** EXERCISE AIM **
Filter the records below for the word "title". Copy each line that holds it.

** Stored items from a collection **
------------
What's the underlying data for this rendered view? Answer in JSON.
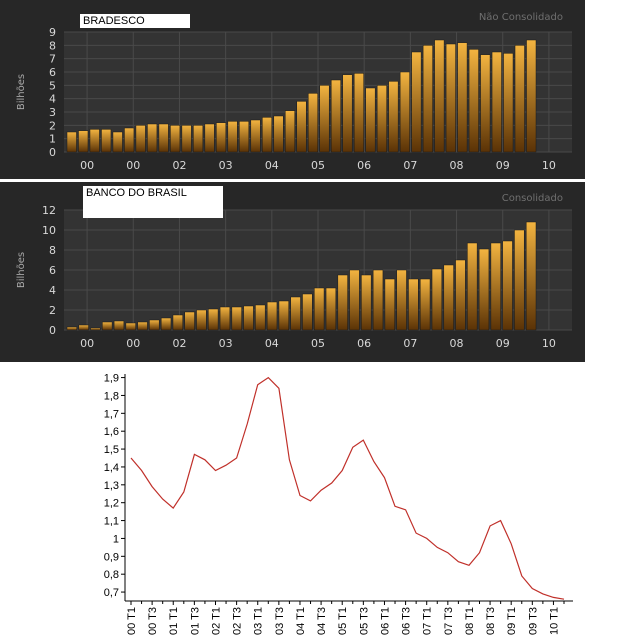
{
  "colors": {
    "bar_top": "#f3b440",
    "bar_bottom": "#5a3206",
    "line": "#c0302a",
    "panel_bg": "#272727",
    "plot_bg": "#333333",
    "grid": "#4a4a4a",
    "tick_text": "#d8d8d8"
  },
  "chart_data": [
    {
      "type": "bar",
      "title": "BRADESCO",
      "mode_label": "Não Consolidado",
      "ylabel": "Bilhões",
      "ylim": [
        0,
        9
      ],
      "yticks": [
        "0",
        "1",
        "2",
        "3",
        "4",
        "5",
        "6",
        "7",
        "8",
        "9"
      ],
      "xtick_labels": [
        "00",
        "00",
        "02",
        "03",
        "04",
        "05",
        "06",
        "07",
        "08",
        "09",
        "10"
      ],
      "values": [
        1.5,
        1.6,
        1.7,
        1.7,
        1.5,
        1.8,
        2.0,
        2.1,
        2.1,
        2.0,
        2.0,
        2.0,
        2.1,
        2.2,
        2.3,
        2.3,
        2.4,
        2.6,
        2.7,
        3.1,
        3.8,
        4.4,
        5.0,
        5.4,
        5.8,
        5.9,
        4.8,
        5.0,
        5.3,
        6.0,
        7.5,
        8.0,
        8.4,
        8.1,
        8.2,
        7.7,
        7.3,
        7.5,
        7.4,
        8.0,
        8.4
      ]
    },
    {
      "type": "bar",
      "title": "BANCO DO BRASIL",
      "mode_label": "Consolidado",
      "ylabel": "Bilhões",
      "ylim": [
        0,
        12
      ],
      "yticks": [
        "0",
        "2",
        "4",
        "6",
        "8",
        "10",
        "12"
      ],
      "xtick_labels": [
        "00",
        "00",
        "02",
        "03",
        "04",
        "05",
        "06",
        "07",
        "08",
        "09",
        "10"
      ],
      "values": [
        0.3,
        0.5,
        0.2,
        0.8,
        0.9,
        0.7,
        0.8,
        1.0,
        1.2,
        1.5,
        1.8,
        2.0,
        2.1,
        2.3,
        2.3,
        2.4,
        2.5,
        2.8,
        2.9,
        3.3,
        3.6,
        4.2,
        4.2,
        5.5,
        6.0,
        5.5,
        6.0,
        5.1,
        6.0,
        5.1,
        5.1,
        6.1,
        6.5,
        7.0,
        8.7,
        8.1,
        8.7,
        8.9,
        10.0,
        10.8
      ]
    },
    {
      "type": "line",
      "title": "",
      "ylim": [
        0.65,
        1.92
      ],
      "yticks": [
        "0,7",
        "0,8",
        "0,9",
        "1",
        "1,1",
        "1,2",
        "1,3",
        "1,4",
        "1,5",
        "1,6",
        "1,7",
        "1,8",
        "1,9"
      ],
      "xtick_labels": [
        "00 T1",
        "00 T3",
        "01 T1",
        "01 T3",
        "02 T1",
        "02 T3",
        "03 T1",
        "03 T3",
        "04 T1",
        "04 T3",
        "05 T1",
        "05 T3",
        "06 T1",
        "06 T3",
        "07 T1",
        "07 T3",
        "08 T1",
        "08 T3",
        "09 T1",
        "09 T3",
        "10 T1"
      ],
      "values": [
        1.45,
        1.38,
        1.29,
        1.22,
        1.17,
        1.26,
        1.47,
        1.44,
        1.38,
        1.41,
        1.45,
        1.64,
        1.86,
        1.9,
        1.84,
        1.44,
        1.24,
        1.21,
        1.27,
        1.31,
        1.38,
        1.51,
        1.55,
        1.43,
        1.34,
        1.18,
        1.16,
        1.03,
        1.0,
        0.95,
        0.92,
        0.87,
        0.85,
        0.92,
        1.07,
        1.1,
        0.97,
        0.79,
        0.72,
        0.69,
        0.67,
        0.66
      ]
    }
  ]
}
------------
** RESULT **
      "title": "BRADESCO",
      "title": "BANCO DO BRASIL",
      "title": "",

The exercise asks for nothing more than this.